**TAREFA 1**:
Transcreva fielmente, do início ao fim, o texto sobre o reacionário.
**TAREFA 2**:
Reescreva como lista JSON de strings as linhas da listagem, começando pela primeira linha da listagem e seguindo até a linha que contém "219, 463, 235]", ambas incluídas. Use uma string por linha e omita as linhas em branco.

____ BLOCO DE TEXTO

Espero durante toda a minha vida fugir disto! Espero que em nenhum momento eu tenha medo das mudanças que são cotidianas a todos nós! Espero sempre poder me adaptar aos dias de hoje e compreender que estas mudanças trazem no tempo um bem estar maior para todas as pessoas. Apesar de muitos, confio e espero que o mundo se torne cada vez melhor e que as pessoas entendam e convivam com as diferenças que existem por aí! Espero mesmo ao envelhecer não me tornar um reacionário, desejo ser como meu pai que confiou a vida toda nas mudanças e tinha aos 80 anos um completo entendimento do mundo, do Brasil e de como as coisas funcionavam. A mudança é a normalidade, convivamos com ela! Por isto gostei e divulgo este texto de Matheus Pichonelli na Carta Capital.
O reacionário é, antes de tudo, um fraco. Um fraco que conserva ideias como quem coleciona tampinhas de refrigerante ou maços de cigarro – tudo o que consegue juntar mas só têm utilidade para ele. Nasce e cresce em extremos: ou da falta de atenção ou do excesso de cuidados. E vive com a certeza de que o mundo fora da bolha onde lacrou seu refúgio é um mundo de perigos, pronto para tirar dele o que acumulou em suposta dignidade.
Como tem medo de tudo, vive amargurado, lamentando que jamais
estenderam um tapete à sua passagem. Conserva uma vida medíocre, ele e
suas concepções e nojos do mundo que o cerca. Como tem medo, não anda na
rua com receio de alguém levar muito do pouco que tem (nem sempre o
reacionário é um quatrocentão). Por isso, só frequenta lugares em que se
sente seguro, onde ninguém vai ameaçar, desobedecer ou contradizer suas
verdades. Nem dizer que precisa relaxar, levar as coisas menos a sério
ou ver graça na leveza das coisas. O reacionário leva a sério a ideia de
que é um vencedor.

________
____ MATERIAL DA TAREFA

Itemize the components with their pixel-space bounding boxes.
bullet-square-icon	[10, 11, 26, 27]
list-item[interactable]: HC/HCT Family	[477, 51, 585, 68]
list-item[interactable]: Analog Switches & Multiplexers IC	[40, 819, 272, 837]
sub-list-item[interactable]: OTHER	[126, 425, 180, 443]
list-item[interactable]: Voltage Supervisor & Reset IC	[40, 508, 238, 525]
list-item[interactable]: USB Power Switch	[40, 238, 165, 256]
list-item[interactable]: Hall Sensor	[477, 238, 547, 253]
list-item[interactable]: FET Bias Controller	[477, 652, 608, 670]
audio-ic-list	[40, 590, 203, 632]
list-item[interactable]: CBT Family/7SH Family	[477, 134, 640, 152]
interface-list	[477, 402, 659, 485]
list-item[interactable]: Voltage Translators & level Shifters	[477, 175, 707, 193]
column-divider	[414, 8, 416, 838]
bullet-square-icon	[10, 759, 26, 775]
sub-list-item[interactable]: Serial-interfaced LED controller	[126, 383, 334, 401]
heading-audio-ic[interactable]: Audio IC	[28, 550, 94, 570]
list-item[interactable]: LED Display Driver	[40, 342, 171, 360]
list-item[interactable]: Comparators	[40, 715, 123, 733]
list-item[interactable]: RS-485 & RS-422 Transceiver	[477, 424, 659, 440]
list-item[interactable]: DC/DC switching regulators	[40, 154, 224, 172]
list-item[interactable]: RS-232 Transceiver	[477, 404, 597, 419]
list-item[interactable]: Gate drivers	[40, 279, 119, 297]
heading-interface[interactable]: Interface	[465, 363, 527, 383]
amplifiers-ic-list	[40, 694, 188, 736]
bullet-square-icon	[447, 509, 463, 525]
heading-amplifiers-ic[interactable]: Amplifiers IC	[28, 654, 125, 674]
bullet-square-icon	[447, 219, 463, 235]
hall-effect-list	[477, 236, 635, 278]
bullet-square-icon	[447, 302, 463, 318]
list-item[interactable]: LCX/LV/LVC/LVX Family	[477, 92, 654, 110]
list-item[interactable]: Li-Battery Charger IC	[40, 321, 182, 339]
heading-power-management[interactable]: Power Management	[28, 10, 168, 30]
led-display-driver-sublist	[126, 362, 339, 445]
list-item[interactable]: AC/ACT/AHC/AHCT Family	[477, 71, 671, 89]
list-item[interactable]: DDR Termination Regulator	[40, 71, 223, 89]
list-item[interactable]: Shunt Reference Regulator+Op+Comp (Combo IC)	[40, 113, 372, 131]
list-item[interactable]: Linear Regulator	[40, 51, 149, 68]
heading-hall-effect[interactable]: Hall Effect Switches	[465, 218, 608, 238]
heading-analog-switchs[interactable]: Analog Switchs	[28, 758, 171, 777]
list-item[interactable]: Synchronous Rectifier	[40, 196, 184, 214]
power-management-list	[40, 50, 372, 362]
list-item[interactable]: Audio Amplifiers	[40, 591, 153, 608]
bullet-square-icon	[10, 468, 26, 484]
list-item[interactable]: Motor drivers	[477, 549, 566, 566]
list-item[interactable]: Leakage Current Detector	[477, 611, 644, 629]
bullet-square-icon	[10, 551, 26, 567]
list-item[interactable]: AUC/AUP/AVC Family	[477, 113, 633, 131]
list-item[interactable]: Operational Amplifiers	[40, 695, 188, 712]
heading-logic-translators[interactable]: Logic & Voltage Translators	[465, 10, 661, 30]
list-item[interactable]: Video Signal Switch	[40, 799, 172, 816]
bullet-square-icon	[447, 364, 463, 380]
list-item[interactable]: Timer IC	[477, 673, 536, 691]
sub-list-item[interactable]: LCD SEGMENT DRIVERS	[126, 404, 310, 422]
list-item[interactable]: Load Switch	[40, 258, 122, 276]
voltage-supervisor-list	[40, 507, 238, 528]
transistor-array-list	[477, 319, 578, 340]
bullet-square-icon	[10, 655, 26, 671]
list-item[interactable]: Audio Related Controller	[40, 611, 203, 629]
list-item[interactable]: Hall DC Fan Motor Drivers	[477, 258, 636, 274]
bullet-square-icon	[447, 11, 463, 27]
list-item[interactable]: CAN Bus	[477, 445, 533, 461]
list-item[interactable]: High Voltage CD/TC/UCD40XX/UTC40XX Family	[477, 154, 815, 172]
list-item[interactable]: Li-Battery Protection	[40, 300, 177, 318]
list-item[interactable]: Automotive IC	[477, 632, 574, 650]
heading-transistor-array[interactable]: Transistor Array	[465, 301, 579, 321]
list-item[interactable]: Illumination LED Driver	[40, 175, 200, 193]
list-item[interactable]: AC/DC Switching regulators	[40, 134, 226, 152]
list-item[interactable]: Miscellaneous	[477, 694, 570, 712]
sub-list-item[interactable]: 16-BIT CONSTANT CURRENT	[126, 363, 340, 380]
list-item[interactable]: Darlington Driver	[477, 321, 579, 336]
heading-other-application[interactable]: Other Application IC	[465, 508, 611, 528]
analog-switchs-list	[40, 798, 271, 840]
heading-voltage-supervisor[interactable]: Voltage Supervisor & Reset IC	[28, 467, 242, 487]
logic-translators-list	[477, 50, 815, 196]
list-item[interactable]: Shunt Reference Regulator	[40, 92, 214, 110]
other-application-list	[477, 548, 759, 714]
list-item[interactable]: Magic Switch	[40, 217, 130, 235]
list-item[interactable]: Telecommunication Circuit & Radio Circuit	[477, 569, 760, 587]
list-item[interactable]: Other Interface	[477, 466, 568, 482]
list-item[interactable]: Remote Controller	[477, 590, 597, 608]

________

**RESPOSTA DA TAREFA 1**:
Espero durante toda a minha vida fugir disto! Espero que em nenhum momento eu tenha medo das mudanças que são cotidianas a todos nós! Espero sempre poder me adaptar aos dias de hoje e compreender que estas mudanças trazem no tempo um bem estar maior para todas as pessoas. Apesar de muitos, confio e espero que o mundo se torne cada vez melhor e que as pessoas entendam e convivam com as diferenças que existem por aí! Espero mesmo ao envelhecer não me tornar um reacionário, desejo ser como meu pai que confiou a vida toda nas mudanças e tinha aos 80 anos um completo entendimento do mundo, do Brasil e de como as coisas funcionavam. A mudança é a normalidade, convivamos com ela! Por isto gostei e divulgo este texto de Matheus Pichonelli na Carta Capital.
O reacionário é, antes de tudo, um fraco. Um fraco que conserva ideias como quem coleciona tampinhas de refrigerante ou maços de cigarro – tudo o que consegue juntar mas só têm utilidade para ele. Nasce e cresce em extremos: ou da falta de atenção ou do excesso de cuidados. E vive com a certeza de que o mundo fora da bolha onde lacrou seu refúgio é um mundo de perigos, pronto para tirar dele o que acumulou em suposta dignidade.
Como tem medo de tudo, vive amargurado, lamentando que jamais
estenderam um tapete à sua passagem. Conserva uma vida medíocre, ele e
suas concepções e nojos do mundo que o cerca. Como tem medo, não anda na
rua com receio de alguém levar muito do pouco que tem (nem sempre o
reacionário é um quatrocentão). Por isso, só frequenta lugares em que se
sente seguro, onde ninguém vai ameaçar, desobedecer ou contradizer suas
verdades. Nem dizer que precisa relaxar, levar as coisas menos a sério
ou ver graça na leveza das coisas. O reacionário leva a sério a ideia de
que é um vencedor.

**RESPOSTA DA TAREFA 2**:
[
  "Itemize the components with their pixel-space bounding boxes.",
  "bullet-square-icon\t[10, 11, 26, 27]",
  "list-item[interactable]: HC/HCT Family\t[477, 51, 585, 68]",
  "list-item[interactable]: Analog Switches & Multiplexers IC\t[40, 819, 272, 837]",
  "sub-list-item[interactable]: OTHER\t[126, 425, 180, 443]",
  "list-item[interactable]: Voltage Supervisor & Reset IC\t[40, 508, 238, 525]",
  "list-item[interactable]: USB Power Switch\t[40, 238, 165, 256]",
  "list-item[interactable]: Hall Sensor\t[477, 238, 547, 253]",
  "list-item[interactable]: FET Bias Controller\t[477, 652, 608, 670]",
  "audio-ic-list\t[40, 590, 203, 632]",
  "list-item[interactable]: CBT Family/7SH Family\t[477, 134, 640, 152]",
  "interface-list\t[477, 402, 659, 485]",
  "list-item[interactable]: Voltage Translators & level Shifters\t[477, 175, 707, 193]",
  "column-divider\t[414, 8, 416, 838]",
  "bullet-square-icon\t[10, 759, 26, 775]",
  "sub-list-item[interactable]: Serial-interfaced LED controller\t[126, 383, 334, 401]",
  "heading-audio-ic[interactable]: Audio IC\t[28, 550, 94, 570]",
  "list-item[interactable]: LED Display Driver\t[40, 342, 171, 360]",
  "list-item[interactable]: Comparators\t[40, 715, 123, 733]",
  "list-item[interactable]: RS-485 & RS-422 Transceiver\t[477, 424, 659, 440]",
  "list-item[interactable]: DC/DC switching regulators\t[40, 154, 224, 172]",
  "list-item[interactable]: RS-232 Transceiver\t[477, 404, 597, 419]",
  "list-item[interactable]: Gate drivers\t[40, 279, 119, 297]",
  "heading-interface[interactable]: Interface\t[465, 363, 527, 383]",
  "amplifiers-ic-list\t[40, 694, 188, 736]",
  "bullet-square-icon\t[447, 509, 463, 525]",
  "heading-amplifiers-ic[interactable]: Amplifiers IC\t[28, 654, 125, 674]",
  "bullet-square-icon\t[447, 219, 463, 235]"
]